■ **Предоставленный отрывок**:
Литмир - Электронная Библиотека
Содержание  
A
A

Дядя Алеша Оболенский, как мы его называли, был женат на графине Сумароковой, от которой имел пятерых детей. В середине 60-х годов его жена со всеми детьми поехала в заграничное путешествие и в Риме, в одной из лучших гостиниц познакомилась с польским политическим эмигрантом Мрочковским, который служил в ней чем-то вроде метрдотеля. Красавец Мрочковский поразил воображение экзальтированной кн. Оболенской рассказами о польском восстании, в котором принимал участие, и она без памяти в него влюбилась… Так в Россию больше не вернулась и поселилась в Швейцарии. Мрочковский ввел ее в среду русских, польских и других революционеров, которые стали завсегдатаями в гостиной этой революционной аристократки. В числе их часто навещали мою тетку анархисты Элизэ Реклю и Михаил Бакунин, всецело подчинившие ее своему идейному влиянию.

■ **Перечень записей**:

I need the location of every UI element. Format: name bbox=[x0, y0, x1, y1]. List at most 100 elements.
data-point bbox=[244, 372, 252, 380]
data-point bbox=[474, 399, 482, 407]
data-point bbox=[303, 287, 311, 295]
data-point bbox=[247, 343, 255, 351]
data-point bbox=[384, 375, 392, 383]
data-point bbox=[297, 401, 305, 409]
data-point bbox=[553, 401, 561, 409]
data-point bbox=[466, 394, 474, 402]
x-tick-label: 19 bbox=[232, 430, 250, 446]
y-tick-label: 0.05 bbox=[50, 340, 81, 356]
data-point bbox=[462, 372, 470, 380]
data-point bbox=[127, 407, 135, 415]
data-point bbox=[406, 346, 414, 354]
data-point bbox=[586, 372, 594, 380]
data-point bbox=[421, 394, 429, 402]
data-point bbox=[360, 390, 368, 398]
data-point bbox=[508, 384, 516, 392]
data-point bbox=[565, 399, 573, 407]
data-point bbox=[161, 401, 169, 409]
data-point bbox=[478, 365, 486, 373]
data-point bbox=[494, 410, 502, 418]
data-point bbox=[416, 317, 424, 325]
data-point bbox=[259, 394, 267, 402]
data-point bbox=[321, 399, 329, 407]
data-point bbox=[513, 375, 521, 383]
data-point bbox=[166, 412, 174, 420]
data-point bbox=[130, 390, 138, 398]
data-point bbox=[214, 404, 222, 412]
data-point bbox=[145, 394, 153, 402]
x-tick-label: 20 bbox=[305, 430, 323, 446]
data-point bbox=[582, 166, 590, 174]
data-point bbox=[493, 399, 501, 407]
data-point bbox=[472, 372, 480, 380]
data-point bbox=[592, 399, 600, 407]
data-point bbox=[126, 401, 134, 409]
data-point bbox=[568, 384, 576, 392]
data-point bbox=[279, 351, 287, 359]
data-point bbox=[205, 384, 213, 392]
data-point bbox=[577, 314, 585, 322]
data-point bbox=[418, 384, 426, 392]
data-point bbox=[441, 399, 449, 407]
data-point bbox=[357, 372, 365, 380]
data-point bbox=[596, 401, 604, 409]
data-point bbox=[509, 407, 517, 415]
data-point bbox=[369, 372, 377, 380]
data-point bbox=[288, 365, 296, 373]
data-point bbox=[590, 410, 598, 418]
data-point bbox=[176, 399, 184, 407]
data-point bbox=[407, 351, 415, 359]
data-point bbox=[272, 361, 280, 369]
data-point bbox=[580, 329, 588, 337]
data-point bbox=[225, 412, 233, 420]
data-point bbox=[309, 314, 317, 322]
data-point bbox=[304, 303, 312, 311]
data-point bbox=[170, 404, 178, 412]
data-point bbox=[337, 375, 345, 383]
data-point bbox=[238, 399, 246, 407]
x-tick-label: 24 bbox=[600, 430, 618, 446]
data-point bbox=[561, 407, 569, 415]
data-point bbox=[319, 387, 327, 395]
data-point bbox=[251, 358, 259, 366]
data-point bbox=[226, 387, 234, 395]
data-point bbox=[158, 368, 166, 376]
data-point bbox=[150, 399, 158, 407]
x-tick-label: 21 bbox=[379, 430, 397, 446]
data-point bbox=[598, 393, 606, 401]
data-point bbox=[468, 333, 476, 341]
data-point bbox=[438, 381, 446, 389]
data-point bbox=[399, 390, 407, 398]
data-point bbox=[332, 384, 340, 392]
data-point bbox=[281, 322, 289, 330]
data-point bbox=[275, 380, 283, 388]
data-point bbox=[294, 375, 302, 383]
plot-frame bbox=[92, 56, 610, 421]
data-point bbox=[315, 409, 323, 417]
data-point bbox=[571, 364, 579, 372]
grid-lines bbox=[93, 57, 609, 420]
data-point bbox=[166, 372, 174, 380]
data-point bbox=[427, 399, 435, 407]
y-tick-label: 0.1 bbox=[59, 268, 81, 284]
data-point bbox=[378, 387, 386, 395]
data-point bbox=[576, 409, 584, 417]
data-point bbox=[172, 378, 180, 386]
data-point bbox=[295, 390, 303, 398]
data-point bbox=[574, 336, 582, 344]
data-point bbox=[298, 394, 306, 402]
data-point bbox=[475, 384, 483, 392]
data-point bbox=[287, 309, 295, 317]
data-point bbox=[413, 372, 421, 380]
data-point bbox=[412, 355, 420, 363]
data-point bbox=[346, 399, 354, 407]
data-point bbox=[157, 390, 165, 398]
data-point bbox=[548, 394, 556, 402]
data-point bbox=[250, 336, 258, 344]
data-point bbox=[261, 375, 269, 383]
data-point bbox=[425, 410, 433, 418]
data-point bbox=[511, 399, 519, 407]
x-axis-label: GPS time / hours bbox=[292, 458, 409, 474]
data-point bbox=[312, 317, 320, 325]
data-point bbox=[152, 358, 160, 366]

■ **Список заданий**:
1) Перепишите записи от самого начала до строки с "x-tick-label: 19 bbox=[232, 430, 250, 446]" включительно, заменив "data-point" на "marker". Остальное не меняйте.
2) Напишите продолжение отрывка о дяде Алеше Оболенском и его жене, начиная сразу после последнего предложения.
Отрывок и записи никак не связаны между собой.

■ **Ответы к заданиям**:
1)
I need the location of every UI element. Format: name bbox=[x0, y0, x1, y1]. List at most 100 elements.
marker bbox=[244, 372, 252, 380]
marker bbox=[474, 399, 482, 407]
marker bbox=[303, 287, 311, 295]
marker bbox=[247, 343, 255, 351]
marker bbox=[384, 375, 392, 383]
marker bbox=[297, 401, 305, 409]
marker bbox=[553, 401, 561, 409]
marker bbox=[466, 394, 474, 402]
x-tick-label: 19 bbox=[232, 430, 250, 446]

2)
Можно себе представить, в каком ужасе от этой политико-романтической истории была вся наша аристократическая родня. А дядя мой был, конечно, в полном отчаянии, лишившись одновременно жены и пятерых детей. К тому же он, человек консервативных взглядов и глубоко преданный православной религии, не мог примириться с мыслью, что его дети живут с матерью, находящейся в открытой связи с любовником, и воспитываются в духе атеизма и анархизма. И вот он обратился к швейцарскому правительству с требованием вернуть ему его детей. Швейцарские власти признали это требование вполне законным. Дети были насильственно отняты от матери швейцарской полицией и отправлены к отцу в Петербург. При матери осталась только одна дочь, случайно в это время гостившая у знакомых, но она вскоре умерла.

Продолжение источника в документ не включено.